:: Requirement ::
From the entries below, extract every line that includes the word "value".

(Records about charts and figures)
_ _ _
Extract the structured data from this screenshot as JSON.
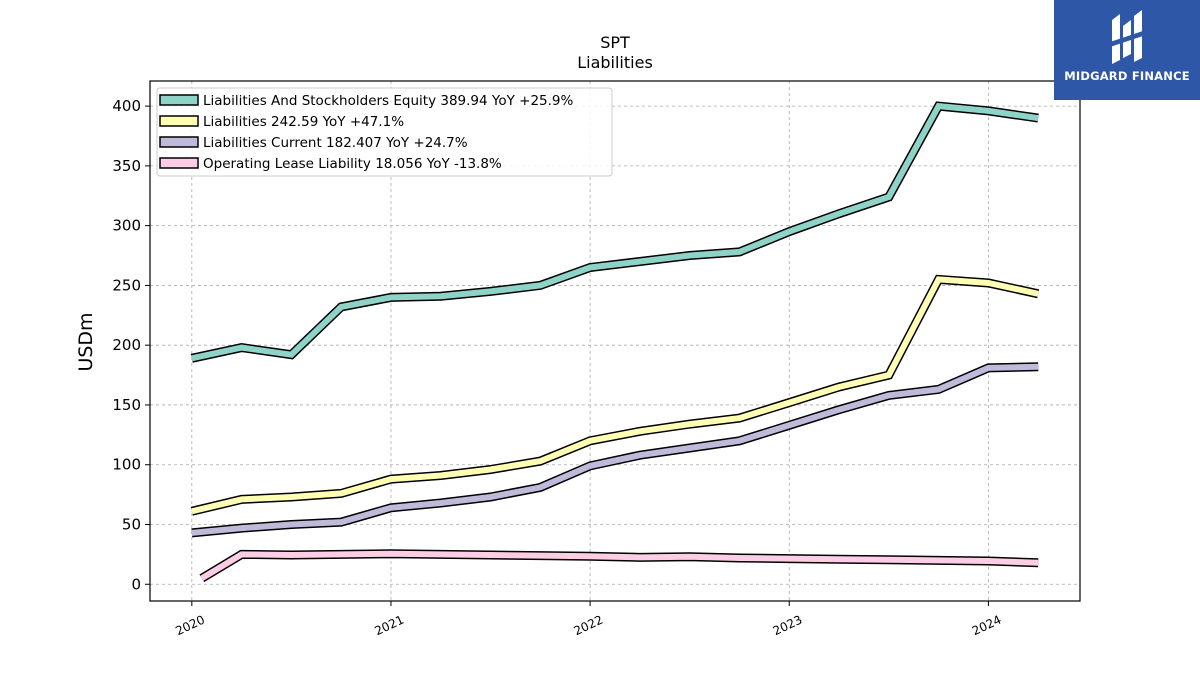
{
  "chart_data": {
    "type": "line",
    "title": "SPT",
    "subtitle": "Liabilities",
    "ylabel": "USDm",
    "xlabel": "",
    "ylim": [
      -14,
      421
    ],
    "xlim": [
      2019.79,
      2024.46
    ],
    "yticks": [
      0,
      50,
      100,
      150,
      200,
      250,
      300,
      350,
      400
    ],
    "xticks": [
      {
        "value": 2020,
        "label": "2020"
      },
      {
        "value": 2021,
        "label": "2021"
      },
      {
        "value": 2022,
        "label": "2022"
      },
      {
        "value": 2023,
        "label": "2023"
      },
      {
        "value": 2024,
        "label": "2024"
      }
    ],
    "grid": true,
    "legend_position": "top-left",
    "series": [
      {
        "name": "Liabilities And Stockholders Equity  389.94 YoY +25.9%",
        "color": "#8dd3c7",
        "x": [
          2020.0,
          2020.25,
          2020.5,
          2020.75,
          2021.0,
          2021.25,
          2021.5,
          2021.75,
          2022.0,
          2022.25,
          2022.5,
          2022.75,
          2023.0,
          2023.25,
          2023.5,
          2023.75,
          2024.0,
          2024.25
        ],
        "y": [
          189,
          198,
          192,
          232,
          240,
          241,
          245,
          250,
          265,
          270,
          275,
          278,
          295,
          310,
          324,
          400,
          396,
          390
        ]
      },
      {
        "name": "Liabilities  242.59 YoY +47.1%",
        "color": "#ffffb3",
        "x": [
          2020.0,
          2020.25,
          2020.5,
          2020.75,
          2021.0,
          2021.25,
          2021.5,
          2021.75,
          2022.0,
          2022.25,
          2022.5,
          2022.75,
          2023.0,
          2023.25,
          2023.5,
          2023.75,
          2024.0,
          2024.25
        ],
        "y": [
          61,
          71,
          73,
          76,
          88,
          91,
          96,
          103,
          120,
          128,
          134,
          139,
          152,
          165,
          175,
          255,
          252,
          243
        ]
      },
      {
        "name": "Liabilities Current  182.407 YoY +24.7%",
        "color": "#bebada",
        "x": [
          2020.0,
          2020.25,
          2020.5,
          2020.75,
          2021.0,
          2021.25,
          2021.5,
          2021.75,
          2022.0,
          2022.25,
          2022.5,
          2022.75,
          2023.0,
          2023.25,
          2023.5,
          2023.75,
          2024.0,
          2024.25
        ],
        "y": [
          43,
          47,
          50,
          52,
          64,
          68,
          73,
          81,
          99,
          108,
          114,
          120,
          133,
          146,
          158,
          163,
          181,
          182
        ]
      },
      {
        "name": "Operating Lease Liability  18.056 YoY -13.8%",
        "color": "#fccde5",
        "x": [
          2020.05,
          2020.25,
          2020.5,
          2020.75,
          2021.0,
          2021.25,
          2021.5,
          2021.75,
          2022.0,
          2022.25,
          2022.5,
          2022.75,
          2023.0,
          2023.25,
          2023.5,
          2023.75,
          2024.0,
          2024.25
        ],
        "y": [
          5,
          25,
          24.5,
          25,
          25.5,
          25,
          24.5,
          24,
          23.5,
          22.5,
          23,
          22,
          21.5,
          21,
          20.5,
          20,
          19.5,
          18
        ]
      }
    ]
  },
  "logo": {
    "text": "MIDGARD FINANCE"
  }
}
_ _ _
:: Written response ::
        "value": 2020,
        "value": 2021,
        "value": 2022,
        "value": 2023,
        "value": 2024,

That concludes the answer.